_Source data_:
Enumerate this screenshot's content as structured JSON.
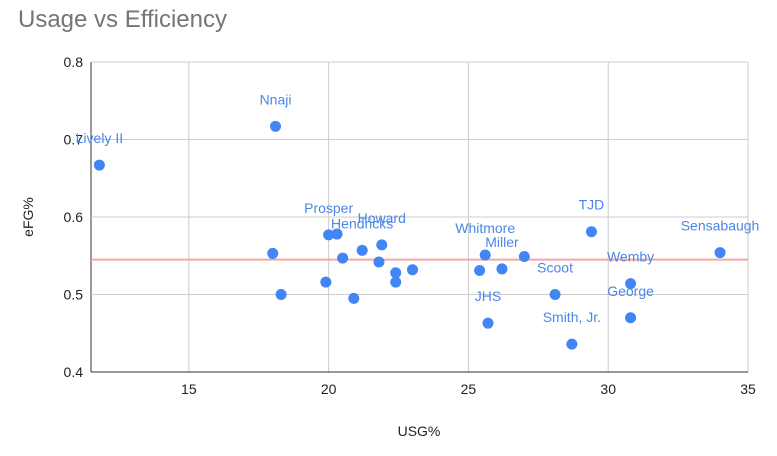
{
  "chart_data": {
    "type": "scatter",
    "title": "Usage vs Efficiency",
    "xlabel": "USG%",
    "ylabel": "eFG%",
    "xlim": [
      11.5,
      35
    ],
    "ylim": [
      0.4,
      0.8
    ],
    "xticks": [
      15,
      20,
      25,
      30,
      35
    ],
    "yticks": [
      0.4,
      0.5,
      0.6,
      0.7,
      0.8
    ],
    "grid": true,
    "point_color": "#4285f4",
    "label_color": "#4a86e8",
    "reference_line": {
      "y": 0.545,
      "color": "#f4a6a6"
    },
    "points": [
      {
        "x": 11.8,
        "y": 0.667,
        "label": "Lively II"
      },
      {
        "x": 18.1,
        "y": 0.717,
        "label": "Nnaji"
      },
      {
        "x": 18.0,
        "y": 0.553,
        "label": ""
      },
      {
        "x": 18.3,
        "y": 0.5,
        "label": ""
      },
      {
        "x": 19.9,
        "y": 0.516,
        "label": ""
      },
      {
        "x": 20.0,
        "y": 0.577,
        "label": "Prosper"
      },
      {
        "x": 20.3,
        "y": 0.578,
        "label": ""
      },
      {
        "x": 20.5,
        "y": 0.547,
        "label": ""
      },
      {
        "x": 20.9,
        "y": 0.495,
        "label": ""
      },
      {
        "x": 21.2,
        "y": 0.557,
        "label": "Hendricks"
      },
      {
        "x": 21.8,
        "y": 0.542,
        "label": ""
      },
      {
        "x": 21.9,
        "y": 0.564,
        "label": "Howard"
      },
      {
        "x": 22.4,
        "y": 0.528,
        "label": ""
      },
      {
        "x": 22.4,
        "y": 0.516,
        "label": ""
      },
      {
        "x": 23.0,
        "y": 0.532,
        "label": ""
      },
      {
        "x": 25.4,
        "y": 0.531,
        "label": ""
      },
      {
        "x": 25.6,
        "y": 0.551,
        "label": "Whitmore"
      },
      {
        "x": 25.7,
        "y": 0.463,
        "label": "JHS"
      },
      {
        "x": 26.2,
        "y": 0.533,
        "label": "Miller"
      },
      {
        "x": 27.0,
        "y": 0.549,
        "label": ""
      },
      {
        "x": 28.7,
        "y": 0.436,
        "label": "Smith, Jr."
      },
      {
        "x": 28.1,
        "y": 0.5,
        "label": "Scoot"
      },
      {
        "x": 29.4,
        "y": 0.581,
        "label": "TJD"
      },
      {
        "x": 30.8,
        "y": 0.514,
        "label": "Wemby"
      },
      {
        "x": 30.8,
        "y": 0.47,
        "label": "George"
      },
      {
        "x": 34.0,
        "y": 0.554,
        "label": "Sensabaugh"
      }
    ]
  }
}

* * *

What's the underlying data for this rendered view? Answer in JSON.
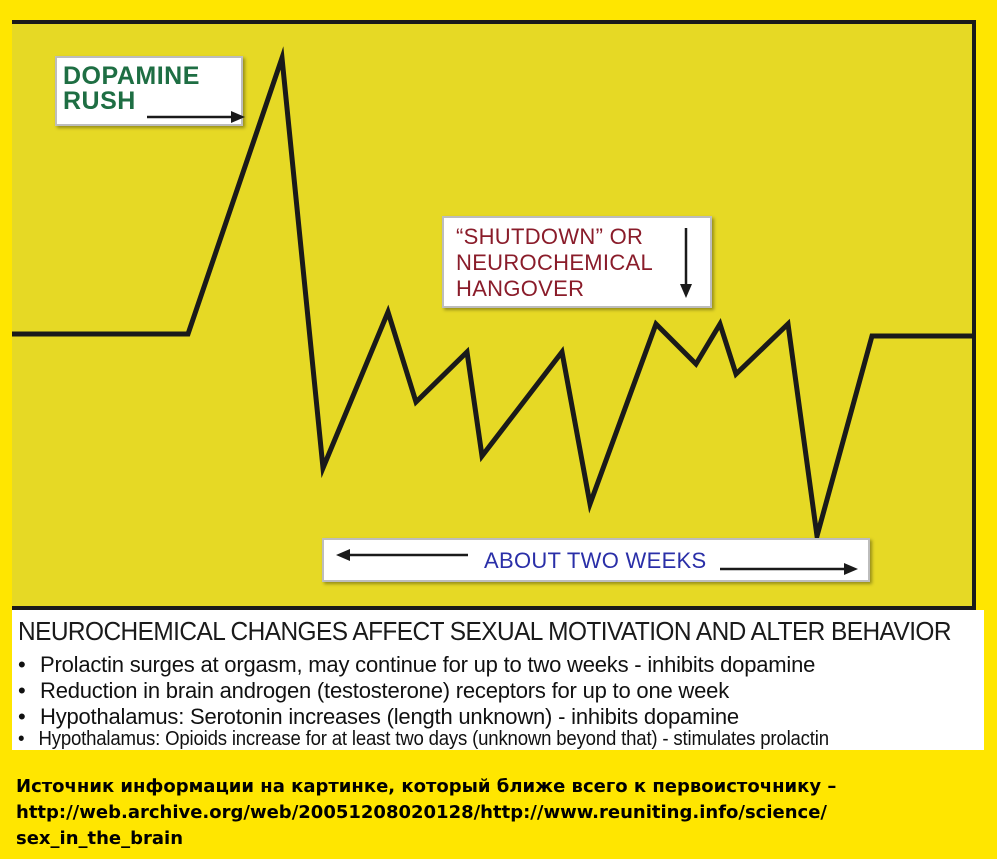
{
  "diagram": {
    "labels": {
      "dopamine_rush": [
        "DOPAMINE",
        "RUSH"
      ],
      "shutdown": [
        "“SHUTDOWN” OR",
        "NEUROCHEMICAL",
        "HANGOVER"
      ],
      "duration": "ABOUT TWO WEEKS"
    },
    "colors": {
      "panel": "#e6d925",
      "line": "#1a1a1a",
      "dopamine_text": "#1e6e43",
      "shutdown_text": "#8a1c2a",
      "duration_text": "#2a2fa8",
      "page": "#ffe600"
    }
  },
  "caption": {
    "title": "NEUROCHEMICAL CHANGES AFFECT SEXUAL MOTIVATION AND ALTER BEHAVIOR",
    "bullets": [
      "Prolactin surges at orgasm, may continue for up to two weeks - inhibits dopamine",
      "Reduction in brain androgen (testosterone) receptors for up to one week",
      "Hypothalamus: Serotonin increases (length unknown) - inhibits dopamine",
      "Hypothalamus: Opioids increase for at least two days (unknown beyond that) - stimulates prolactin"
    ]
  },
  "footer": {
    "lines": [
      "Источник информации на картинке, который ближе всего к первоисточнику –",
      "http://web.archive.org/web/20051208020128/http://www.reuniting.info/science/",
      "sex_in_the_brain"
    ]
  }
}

...

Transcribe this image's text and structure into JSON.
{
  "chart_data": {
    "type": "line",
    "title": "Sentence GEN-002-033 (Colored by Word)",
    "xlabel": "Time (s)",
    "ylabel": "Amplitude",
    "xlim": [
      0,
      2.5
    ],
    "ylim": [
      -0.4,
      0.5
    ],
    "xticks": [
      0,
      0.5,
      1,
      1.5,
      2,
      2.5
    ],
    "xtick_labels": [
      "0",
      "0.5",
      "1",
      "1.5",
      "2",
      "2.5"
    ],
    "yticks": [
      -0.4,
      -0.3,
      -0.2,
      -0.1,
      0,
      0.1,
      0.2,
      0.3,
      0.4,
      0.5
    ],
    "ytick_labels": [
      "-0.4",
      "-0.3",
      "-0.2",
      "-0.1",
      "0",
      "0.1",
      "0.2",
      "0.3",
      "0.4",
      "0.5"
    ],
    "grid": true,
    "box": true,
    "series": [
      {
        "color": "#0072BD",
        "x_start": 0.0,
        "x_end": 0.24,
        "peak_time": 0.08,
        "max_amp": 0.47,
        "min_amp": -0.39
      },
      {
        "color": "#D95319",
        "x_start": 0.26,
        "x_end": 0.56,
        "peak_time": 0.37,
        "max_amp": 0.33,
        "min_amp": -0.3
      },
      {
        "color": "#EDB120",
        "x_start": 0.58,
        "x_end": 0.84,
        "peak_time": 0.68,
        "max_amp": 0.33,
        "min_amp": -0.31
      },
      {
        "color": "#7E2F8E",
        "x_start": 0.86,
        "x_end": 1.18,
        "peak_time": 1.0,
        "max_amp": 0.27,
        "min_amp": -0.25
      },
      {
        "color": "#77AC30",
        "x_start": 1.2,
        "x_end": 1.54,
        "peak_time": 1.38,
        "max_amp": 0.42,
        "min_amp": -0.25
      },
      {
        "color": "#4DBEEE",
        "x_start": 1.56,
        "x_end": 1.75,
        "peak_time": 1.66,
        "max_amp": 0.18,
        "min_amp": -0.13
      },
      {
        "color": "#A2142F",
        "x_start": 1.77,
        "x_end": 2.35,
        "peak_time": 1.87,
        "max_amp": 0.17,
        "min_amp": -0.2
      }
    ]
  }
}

_What the task asks_: Report each line in the data that holds the word "title".

_Answer to this task_:
    "title": "Usage vs Efficiency",
    "title": "NEUROCHEMICAL CHANGES AFFECT SEXUAL MOTIVATION AND ALTER BEHAVIOR",
    "title": "Sentence GEN-002-033 (Colored by Word)",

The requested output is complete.